--- Start of EXCERPTED RECORDS ---

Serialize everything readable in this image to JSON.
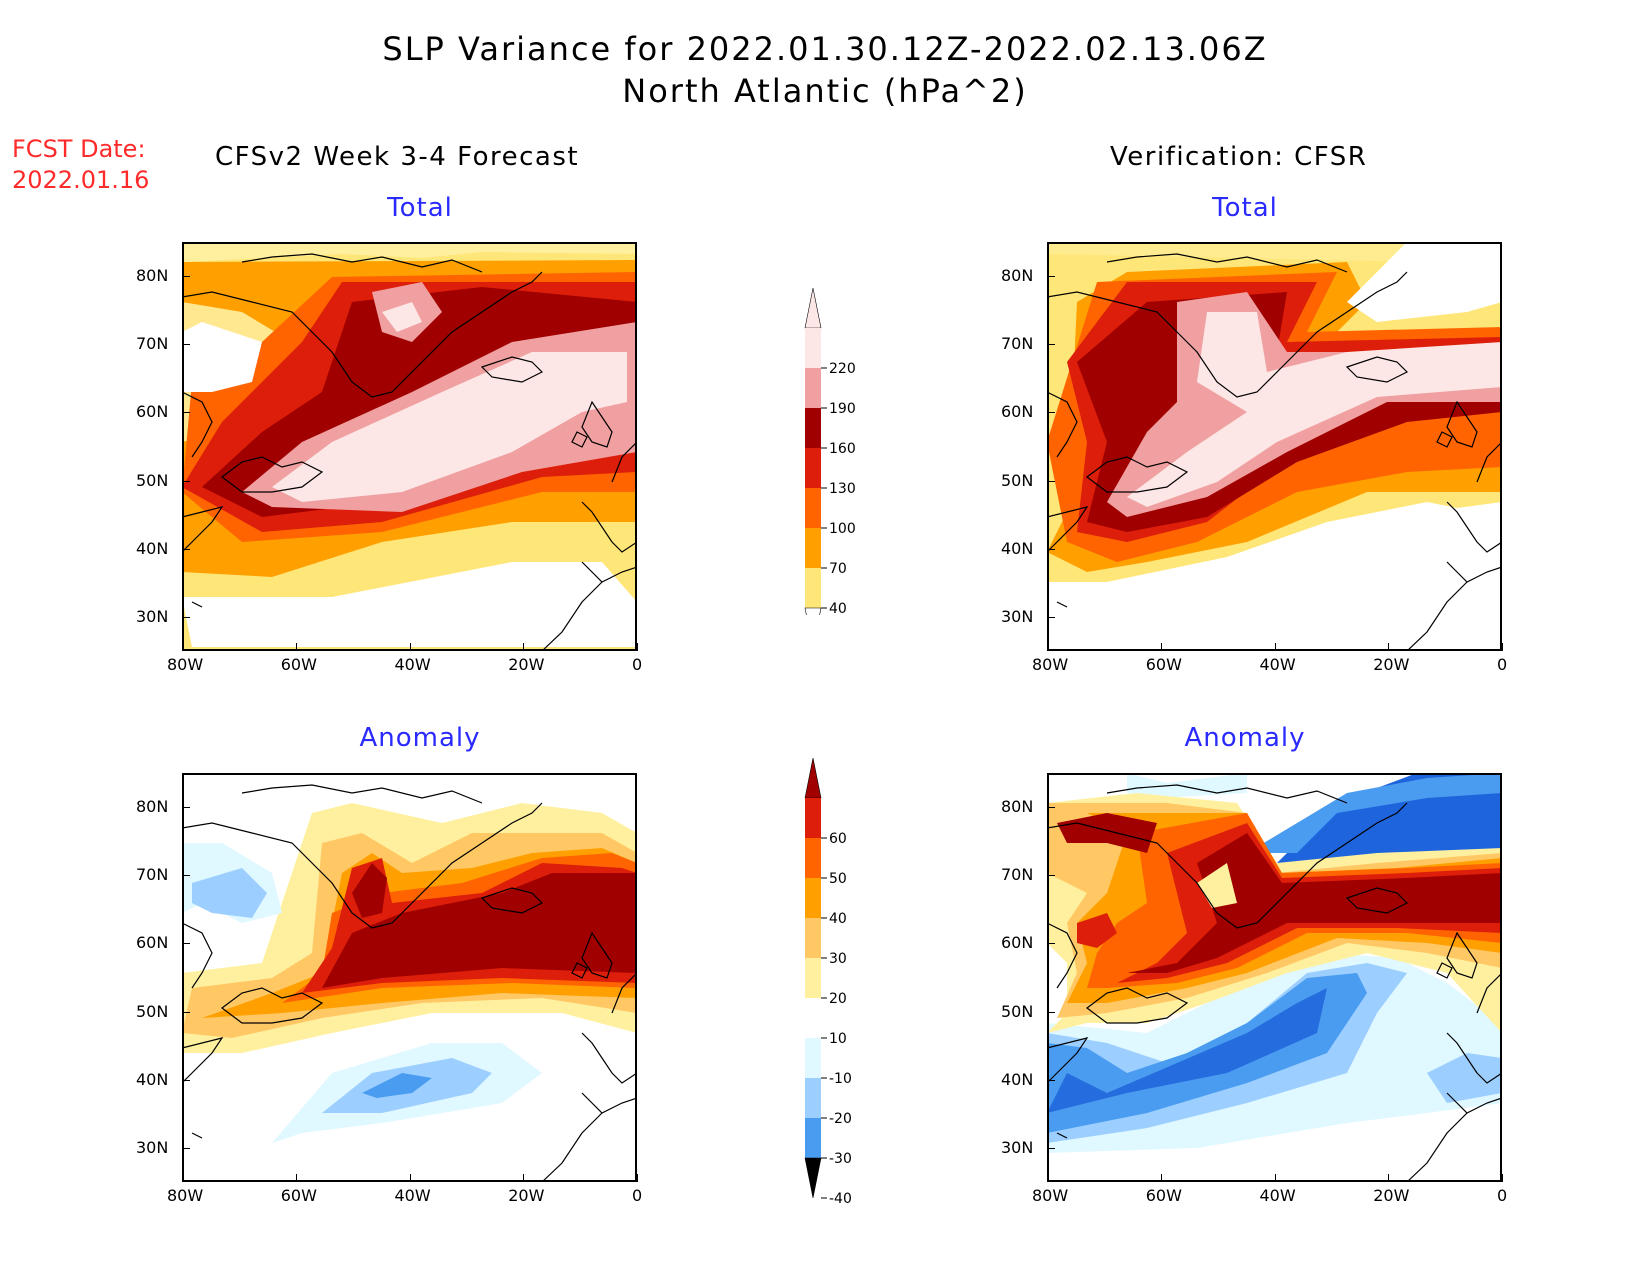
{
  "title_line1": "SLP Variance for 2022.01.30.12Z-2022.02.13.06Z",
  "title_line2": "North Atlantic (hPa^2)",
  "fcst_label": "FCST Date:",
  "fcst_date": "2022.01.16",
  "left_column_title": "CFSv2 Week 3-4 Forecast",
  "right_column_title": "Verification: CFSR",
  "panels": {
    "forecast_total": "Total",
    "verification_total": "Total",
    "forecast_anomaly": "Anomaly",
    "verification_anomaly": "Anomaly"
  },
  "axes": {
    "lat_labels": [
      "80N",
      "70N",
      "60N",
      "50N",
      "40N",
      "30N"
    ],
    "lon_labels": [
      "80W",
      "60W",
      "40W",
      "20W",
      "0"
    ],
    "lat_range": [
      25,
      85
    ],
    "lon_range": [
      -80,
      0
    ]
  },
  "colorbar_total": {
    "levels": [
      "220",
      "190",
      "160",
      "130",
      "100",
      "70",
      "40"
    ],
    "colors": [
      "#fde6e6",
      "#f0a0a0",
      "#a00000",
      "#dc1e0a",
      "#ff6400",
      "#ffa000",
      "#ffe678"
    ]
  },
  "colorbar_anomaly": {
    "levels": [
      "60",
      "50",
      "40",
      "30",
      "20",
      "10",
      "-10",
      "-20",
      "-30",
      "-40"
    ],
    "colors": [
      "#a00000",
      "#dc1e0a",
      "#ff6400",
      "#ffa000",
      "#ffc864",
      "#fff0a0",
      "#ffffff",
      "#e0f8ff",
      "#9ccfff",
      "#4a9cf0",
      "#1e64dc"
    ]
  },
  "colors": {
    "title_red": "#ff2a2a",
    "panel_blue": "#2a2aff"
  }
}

--- End of EXCERPTED RECORDS ---

• **WHAT TO DO**:
Every line above should be returned exactly; the pictures stay out.

• **FINISHED ANSWER**:
Serialize everything readable in this image to JSON.
{
  "title_line1": "SLP Variance for 2022.01.30.12Z-2022.02.13.06Z",
  "title_line2": "North Atlantic (hPa^2)",
  "fcst_label": "FCST Date:",
  "fcst_date": "2022.01.16",
  "left_column_title": "CFSv2 Week 3-4 Forecast",
  "right_column_title": "Verification: CFSR",
  "panels": {
    "forecast_total": "Total",
    "verification_total": "Total",
    "forecast_anomaly": "Anomaly",
    "verification_anomaly": "Anomaly"
  },
  "axes": {
    "lat_labels": [
      "80N",
      "70N",
      "60N",
      "50N",
      "40N",
      "30N"
    ],
    "lon_labels": [
      "80W",
      "60W",
      "40W",
      "20W",
      "0"
    ],
    "lat_range": [
      25,
      85
    ],
    "lon_range": [
      -80,
      0
    ]
  },
  "colorbar_total": {
    "levels": [
      "220",
      "190",
      "160",
      "130",
      "100",
      "70",
      "40"
    ],
    "colors": [
      "#fde6e6",
      "#f0a0a0",
      "#a00000",
      "#dc1e0a",
      "#ff6400",
      "#ffa000",
      "#ffe678"
    ]
  },
  "colorbar_anomaly": {
    "levels": [
      "60",
      "50",
      "40",
      "30",
      "20",
      "10",
      "-10",
      "-20",
      "-30",
      "-40"
    ],
    "colors": [
      "#a00000",
      "#dc1e0a",
      "#ff6400",
      "#ffa000",
      "#ffc864",
      "#fff0a0",
      "#ffffff",
      "#e0f8ff",
      "#9ccfff",
      "#4a9cf0",
      "#1e64dc"
    ]
  },
  "colors": {
    "title_red": "#ff2a2a",
    "panel_blue": "#2a2aff"
  }
}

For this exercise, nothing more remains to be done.